▸ Instructions to follow
Check every line of the entries below for the word "sillaba", and copy the ones that have it.
####################
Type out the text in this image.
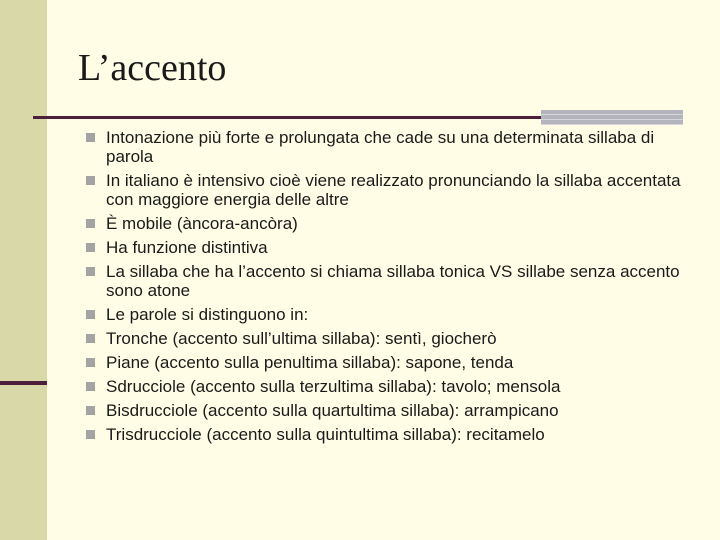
L’accento
Intonazione più forte e prolungata che cade su una determinata sillaba di parola
In italiano è intensivo cioè viene realizzato pronunciando la sillaba accentata con maggiore energia delle altre
È mobile (àncora-ancòra)
Ha funzione distintiva
La sillaba che ha l’accento si chiama sillaba tonica VS sillabe senza accento sono atone
Le parole si distinguono in:
Tronche (accento sull’ultima sillaba): sentì, giocherò
Piane (accento sulla penultima sillaba): sapone, tenda
Sdrucciole (accento sulla terzultima sillaba): tavolo; mensola
Bisdrucciole (accento sulla quartultima sillaba): arrampicano
Trisdrucciole (accento sulla quintultima sillaba): recitamelo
####################
▸ Problem solution
Intonazione più forte e prolungata che cade su una determinata sillaba di parola
In italiano è intensivo cioè viene realizzato pronunciando la sillaba accentata con maggiore energia delle altre
La sillaba che ha l’accento si chiama sillaba tonica VS sillabe senza accento sono atone
Tronche (accento sull’ultima sillaba): sentì, giocherò
Piane (accento sulla penultima sillaba): sapone, tenda
Sdrucciole (accento sulla terzultima sillaba): tavolo; mensola
Bisdrucciole (accento sulla quartultima sillaba): arrampicano
Trisdrucciole (accento sulla quintultima sillaba): recitamelo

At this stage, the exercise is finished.